WHAT NEEDS TO BE DONE: Restate every line of the material, word for word.

DATA FOR THIS EXERCISE:
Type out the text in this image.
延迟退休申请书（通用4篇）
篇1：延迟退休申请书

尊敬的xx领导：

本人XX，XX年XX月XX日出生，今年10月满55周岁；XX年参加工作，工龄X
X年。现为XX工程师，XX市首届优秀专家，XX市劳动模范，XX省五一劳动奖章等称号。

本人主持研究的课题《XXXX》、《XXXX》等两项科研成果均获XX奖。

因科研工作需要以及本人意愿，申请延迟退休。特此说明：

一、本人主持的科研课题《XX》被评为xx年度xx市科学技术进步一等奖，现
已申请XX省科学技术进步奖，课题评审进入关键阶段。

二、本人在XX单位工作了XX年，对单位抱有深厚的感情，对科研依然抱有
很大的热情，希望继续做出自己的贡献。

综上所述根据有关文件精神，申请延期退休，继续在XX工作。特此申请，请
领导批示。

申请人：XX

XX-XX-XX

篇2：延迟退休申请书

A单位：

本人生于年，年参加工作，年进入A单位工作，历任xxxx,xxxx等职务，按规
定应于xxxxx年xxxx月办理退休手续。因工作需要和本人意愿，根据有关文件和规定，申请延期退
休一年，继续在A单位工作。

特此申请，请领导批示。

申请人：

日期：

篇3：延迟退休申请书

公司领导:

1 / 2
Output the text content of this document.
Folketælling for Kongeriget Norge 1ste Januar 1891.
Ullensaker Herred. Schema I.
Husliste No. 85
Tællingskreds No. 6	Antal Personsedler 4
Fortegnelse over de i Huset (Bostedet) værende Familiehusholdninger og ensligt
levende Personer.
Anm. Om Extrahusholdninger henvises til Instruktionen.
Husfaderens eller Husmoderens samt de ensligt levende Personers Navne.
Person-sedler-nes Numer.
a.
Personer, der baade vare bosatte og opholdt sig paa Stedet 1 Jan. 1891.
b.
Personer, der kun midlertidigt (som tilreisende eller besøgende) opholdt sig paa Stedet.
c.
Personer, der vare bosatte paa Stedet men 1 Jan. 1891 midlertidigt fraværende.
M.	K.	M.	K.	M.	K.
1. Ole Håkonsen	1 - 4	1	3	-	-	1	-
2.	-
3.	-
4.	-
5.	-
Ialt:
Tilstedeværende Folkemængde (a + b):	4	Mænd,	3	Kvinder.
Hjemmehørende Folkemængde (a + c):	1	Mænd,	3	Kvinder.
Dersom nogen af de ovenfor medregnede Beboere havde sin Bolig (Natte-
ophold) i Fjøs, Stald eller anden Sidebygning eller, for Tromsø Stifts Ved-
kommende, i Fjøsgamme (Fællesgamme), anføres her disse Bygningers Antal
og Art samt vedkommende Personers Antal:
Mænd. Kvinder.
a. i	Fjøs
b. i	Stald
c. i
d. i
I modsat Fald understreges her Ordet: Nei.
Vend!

THE ANSWER:
Type out the text in this image.
延迟退休申请书（通用4篇）
篇1：延迟退休申请书

尊敬的xx领导：

本人XX，XX年XX月XX日出生，今年10月满55周岁；XX年参加工作，工龄X
X年。现为XX工程师，XX市首届优秀专家，XX市劳动模范，XX省五一劳动奖章等称号。

本人主持研究的课题《XXXX》、《XXXX》等两项科研成果均获XX奖。

因科研工作需要以及本人意愿，申请延迟退休。特此说明：

一、本人主持的科研课题《XX》被评为xx年度xx市科学技术进步一等奖，现
已申请XX省科学技术进步奖，课题评审进入关键阶段。

二、本人在XX单位工作了XX年，对单位抱有深厚的感情，对科研依然抱有
很大的热情，希望继续做出自己的贡献。

综上所述根据有关文件精神，申请延期退休，继续在XX工作。特此申请，请
领导批示。

申请人：XX

XX-XX-XX

篇2：延迟退休申请书

A单位：

本人生于年，年参加工作，年进入A单位工作，历任xxxx,xxxx等职务，按规
定应于xxxxx年xxxx月办理退休手续。因工作需要和本人意愿，根据有关文件和规定，申请延期退
休一年，继续在A单位工作。

特此申请，请领导批示。

申请人：

日期：

篇3：延迟退休申请书

公司领导:

1 / 2
Output the text content of this document.
Folketælling for Kongeriget Norge 1ste Januar 1891.
Ullensaker Herred. Schema I.
Husliste No. 85
Tællingskreds No. 6	Antal Personsedler 4
Fortegnelse over de i Huset (Bostedet) værende Familiehusholdninger og ensligt
levende Personer.
Anm. Om Extrahusholdninger henvises til Instruktionen.
Husfaderens eller Husmoderens samt de ensligt levende Personers Navne.
Person-sedler-nes Numer.
a.
Personer, der baade vare bosatte og opholdt sig paa Stedet 1 Jan. 1891.
b.
Personer, der kun midlertidigt (som tilreisende eller besøgende) opholdt sig paa Stedet.
c.
Personer, der vare bosatte paa Stedet men 1 Jan. 1891 midlertidigt fraværende.
M.	K.	M.	K.	M.	K.
1. Ole Håkonsen	1 - 4	1	3	-	-	1	-
2.	-
3.	-
4.	-
5.	-
Ialt:
Tilstedeværende Folkemængde (a + b):	4	Mænd,	3	Kvinder.
Hjemmehørende Folkemængde (a + c):	1	Mænd,	3	Kvinder.
Dersom nogen af de ovenfor medregnede Beboere havde sin Bolig (Natte-
ophold) i Fjøs, Stald eller anden Sidebygning eller, for Tromsø Stifts Ved-
kommende, i Fjøsgamme (Fællesgamme), anføres her disse Bygningers Antal
og Art samt vedkommende Personers Antal:
Mænd. Kvinder.
a. i	Fjøs
b. i	Stald
c. i
d. i
I modsat Fald understreges her Ordet: Nei.
Vend!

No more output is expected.